(Data records)
════════════════════

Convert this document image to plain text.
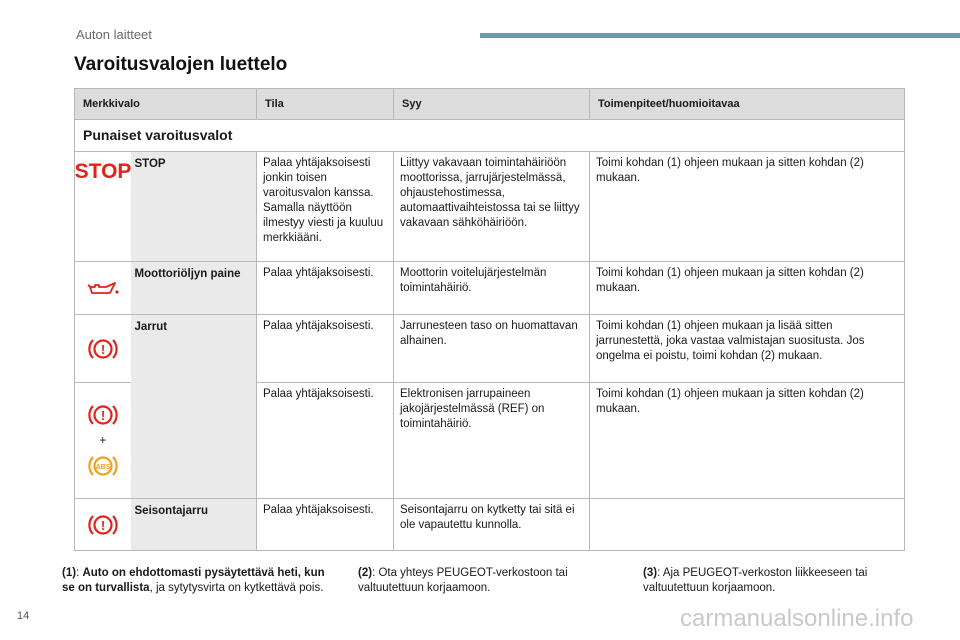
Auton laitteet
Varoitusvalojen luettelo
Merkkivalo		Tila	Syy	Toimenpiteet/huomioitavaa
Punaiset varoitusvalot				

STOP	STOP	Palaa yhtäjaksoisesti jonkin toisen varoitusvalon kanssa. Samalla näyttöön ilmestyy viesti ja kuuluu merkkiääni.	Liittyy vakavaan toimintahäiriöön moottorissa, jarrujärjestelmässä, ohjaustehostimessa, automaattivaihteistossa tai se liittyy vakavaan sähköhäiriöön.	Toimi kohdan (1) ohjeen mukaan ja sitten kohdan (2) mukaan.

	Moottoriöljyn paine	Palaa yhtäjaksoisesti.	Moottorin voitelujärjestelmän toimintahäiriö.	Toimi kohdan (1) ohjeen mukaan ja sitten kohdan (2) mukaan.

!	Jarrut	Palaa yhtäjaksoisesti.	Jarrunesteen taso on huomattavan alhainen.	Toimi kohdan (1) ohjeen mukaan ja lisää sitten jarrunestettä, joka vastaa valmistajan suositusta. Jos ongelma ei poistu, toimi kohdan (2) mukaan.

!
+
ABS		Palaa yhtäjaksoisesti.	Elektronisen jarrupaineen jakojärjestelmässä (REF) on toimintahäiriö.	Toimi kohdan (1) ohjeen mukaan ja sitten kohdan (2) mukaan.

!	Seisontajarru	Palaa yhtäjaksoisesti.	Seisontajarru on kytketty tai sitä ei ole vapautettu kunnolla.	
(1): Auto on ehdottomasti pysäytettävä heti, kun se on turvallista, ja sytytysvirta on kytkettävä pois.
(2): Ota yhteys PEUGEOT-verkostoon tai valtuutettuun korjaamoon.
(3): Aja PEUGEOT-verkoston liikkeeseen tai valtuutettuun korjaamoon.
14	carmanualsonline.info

════════════════════

What this task involves. Repeat the material above verbatim. Leave the pictures behind.

Answer for this exercise.
Convert this document image to plain text.
Auton laitteet
Varoitusvalojen luettelo
Merkkivalo		Tila	Syy	Toimenpiteet/huomioitavaa
Punaiset varoitusvalot				

STOP	STOP	Palaa yhtäjaksoisesti jonkin toisen varoitusvalon kanssa. Samalla näyttöön ilmestyy viesti ja kuuluu merkkiääni.	Liittyy vakavaan toimintahäiriöön moottorissa, jarrujärjestelmässä, ohjaustehostimessa, automaattivaihteistossa tai se liittyy vakavaan sähköhäiriöön.	Toimi kohdan (1) ohjeen mukaan ja sitten kohdan (2) mukaan.

	Moottoriöljyn paine	Palaa yhtäjaksoisesti.	Moottorin voitelujärjestelmän toimintahäiriö.	Toimi kohdan (1) ohjeen mukaan ja sitten kohdan (2) mukaan.

!	Jarrut	Palaa yhtäjaksoisesti.	Jarrunesteen taso on huomattavan alhainen.	Toimi kohdan (1) ohjeen mukaan ja lisää sitten jarrunestettä, joka vastaa valmistajan suositusta. Jos ongelma ei poistu, toimi kohdan (2) mukaan.

!
+
ABS		Palaa yhtäjaksoisesti.	Elektronisen jarrupaineen jakojärjestelmässä (REF) on toimintahäiriö.	Toimi kohdan (1) ohjeen mukaan ja sitten kohdan (2) mukaan.

!	Seisontajarru	Palaa yhtäjaksoisesti.	Seisontajarru on kytketty tai sitä ei ole vapautettu kunnolla.	
(1): Auto on ehdottomasti pysäytettävä heti, kun se on turvallista, ja sytytysvirta on kytkettävä pois.
(2): Ota yhteys PEUGEOT-verkostoon tai valtuutettuun korjaamoon.
(3): Aja PEUGEOT-verkoston liikkeeseen tai valtuutettuun korjaamoon.
14	carmanualsonline.info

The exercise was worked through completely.